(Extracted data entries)
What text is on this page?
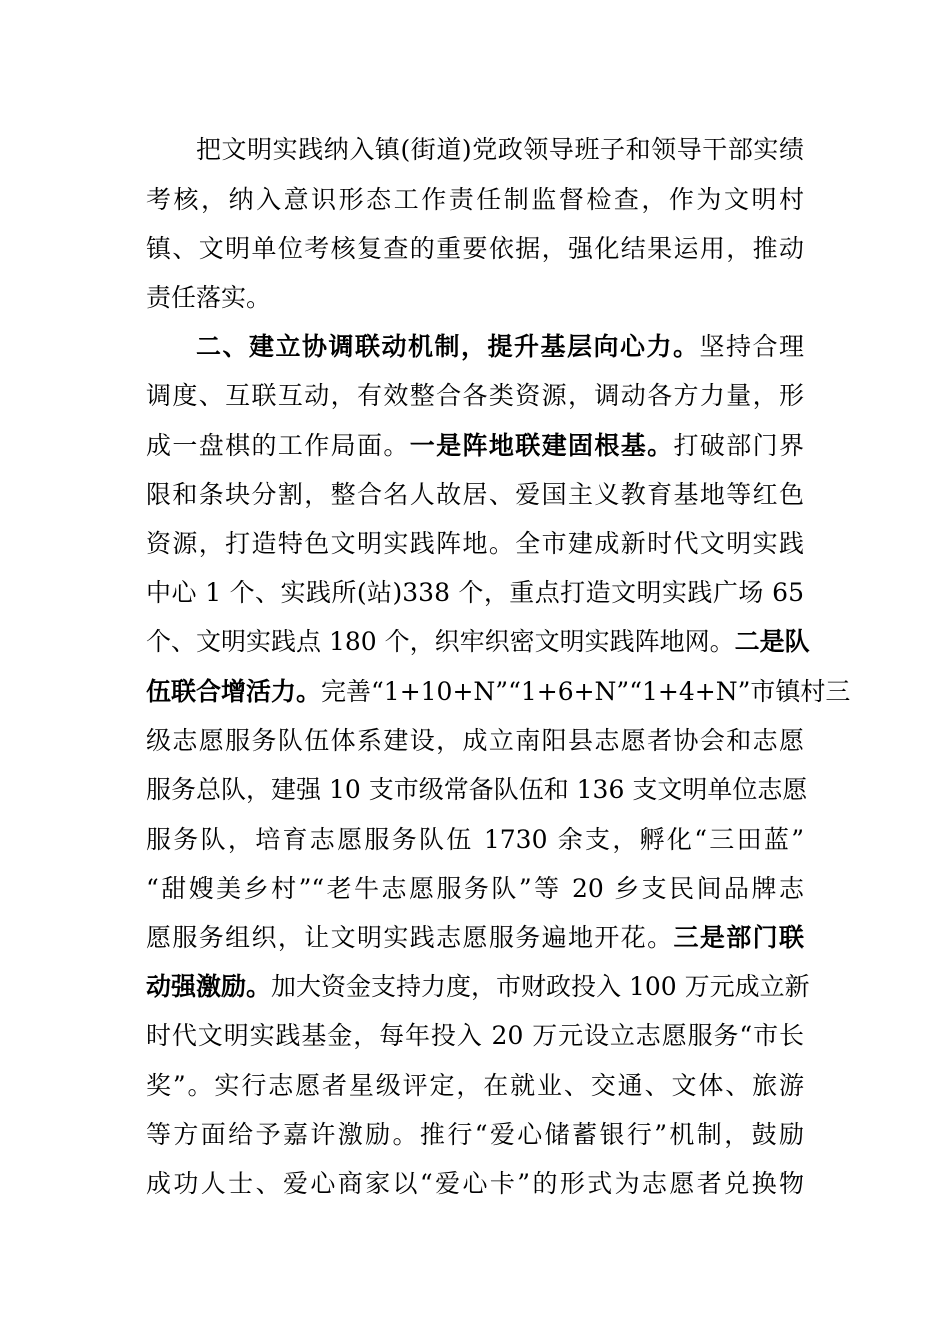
把文明实践纳入镇(街道)党政领导班子和领导干部实绩
考核，纳入意识形态工作责任制监督检查，作为文明村
镇、文明单位考核复查的重要依据，强化结果运用，推动
责任落实。
二、建立协调联动机制，提升基层向心力。坚持合理
调度、互联互动，有效整合各类资源，调动各方力量，形
成一盘棋的工作局面。一是阵地联建固根基。打破部门界
限和条块分割，整合名人故居、爱国主义教育基地等红色
资源，打造特色文明实践阵地。全市建成新时代文明实践
中心 1 个、实践所(站)338 个，重点打造文明实践广场 65
个、文明实践点 180 个，织牢织密文明实践阵地网。二是队
伍联合增活力。完善“1+10+N”“1+6+N”“1+4+N”市镇村三
级志愿服务队伍体系建设，成立南阳县志愿者协会和志愿
服务总队，建强 10 支市级常备队伍和 136 支文明单位志愿
服务队，培育志愿服务队伍 1730 余支，孵化“三田蓝”
“甜嫂美乡村”“老牛志愿服务队”等 20 乡支民间品牌志
愿服务组织，让文明实践志愿服务遍地开花。三是部门联
动强激励。加大资金支持力度，市财政投入 100 万元成立新
时代文明实践基金，每年投入 20 万元设立志愿服务“市长
奖”。实行志愿者星级评定，在就业、交通、文体、旅游
等方面给予嘉许激励。推行“爱心储蓄银行”机制，鼓励
成功人士、爱心商家以“爱心卡”的形式为志愿者兑换物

#### Given exercise:
Retype each entry precisely. Skip images entirely.

#### Answer to this exercise:
What text is on this page?
把文明实践纳入镇(街道)党政领导班子和领导干部实绩
考核，纳入意识形态工作责任制监督检查，作为文明村
镇、文明单位考核复查的重要依据，强化结果运用，推动
责任落实。
二、建立协调联动机制，提升基层向心力。坚持合理
调度、互联互动，有效整合各类资源，调动各方力量，形
成一盘棋的工作局面。一是阵地联建固根基。打破部门界
限和条块分割，整合名人故居、爱国主义教育基地等红色
资源，打造特色文明实践阵地。全市建成新时代文明实践
中心 1 个、实践所(站)338 个，重点打造文明实践广场 65
个、文明实践点 180 个，织牢织密文明实践阵地网。二是队
伍联合增活力。完善“1+10+N”“1+6+N”“1+4+N”市镇村三
级志愿服务队伍体系建设，成立南阳县志愿者协会和志愿
服务总队，建强 10 支市级常备队伍和 136 支文明单位志愿
服务队，培育志愿服务队伍 1730 余支，孵化“三田蓝”
“甜嫂美乡村”“老牛志愿服务队”等 20 乡支民间品牌志
愿服务组织，让文明实践志愿服务遍地开花。三是部门联
动强激励。加大资金支持力度，市财政投入 100 万元成立新
时代文明实践基金，每年投入 20 万元设立志愿服务“市长
奖”。实行志愿者星级评定，在就业、交通、文体、旅游
等方面给予嘉许激励。推行“爱心储蓄银行”机制，鼓励
成功人士、爱心商家以“爱心卡”的形式为志愿者兑换物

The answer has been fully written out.